Records supplied:
>>>

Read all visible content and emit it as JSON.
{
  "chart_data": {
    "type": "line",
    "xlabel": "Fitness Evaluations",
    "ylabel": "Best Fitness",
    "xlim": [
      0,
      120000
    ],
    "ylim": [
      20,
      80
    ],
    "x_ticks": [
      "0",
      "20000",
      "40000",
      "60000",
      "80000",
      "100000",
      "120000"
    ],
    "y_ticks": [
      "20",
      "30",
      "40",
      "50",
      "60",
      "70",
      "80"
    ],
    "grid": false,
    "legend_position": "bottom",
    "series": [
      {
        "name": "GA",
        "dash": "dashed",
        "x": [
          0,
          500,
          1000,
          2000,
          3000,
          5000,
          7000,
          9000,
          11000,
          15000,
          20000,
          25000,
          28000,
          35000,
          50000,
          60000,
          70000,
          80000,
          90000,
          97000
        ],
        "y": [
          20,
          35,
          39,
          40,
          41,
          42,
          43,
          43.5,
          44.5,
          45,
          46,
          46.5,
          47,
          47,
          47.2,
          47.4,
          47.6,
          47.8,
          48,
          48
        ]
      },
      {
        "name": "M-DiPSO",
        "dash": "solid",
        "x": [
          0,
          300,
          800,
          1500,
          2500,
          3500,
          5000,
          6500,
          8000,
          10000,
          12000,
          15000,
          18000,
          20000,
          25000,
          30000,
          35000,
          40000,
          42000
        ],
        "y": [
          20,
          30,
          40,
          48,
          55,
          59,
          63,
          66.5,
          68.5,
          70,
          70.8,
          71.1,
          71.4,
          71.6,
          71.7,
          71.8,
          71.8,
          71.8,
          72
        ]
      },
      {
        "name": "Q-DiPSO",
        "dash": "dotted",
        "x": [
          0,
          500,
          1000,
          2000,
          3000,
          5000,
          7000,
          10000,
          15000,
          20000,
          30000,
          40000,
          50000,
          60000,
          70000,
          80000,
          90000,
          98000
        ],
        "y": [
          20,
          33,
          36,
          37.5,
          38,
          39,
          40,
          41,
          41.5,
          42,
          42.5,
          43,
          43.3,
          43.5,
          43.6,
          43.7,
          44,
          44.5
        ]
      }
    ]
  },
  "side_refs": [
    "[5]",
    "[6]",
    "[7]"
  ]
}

<<<

What you have to do:
Every line above that contains the word "Fitness" should be reported.

Response to this exercise:
    "xlabel": "Fitness Evaluations",
    "ylabel": "Best Fitness",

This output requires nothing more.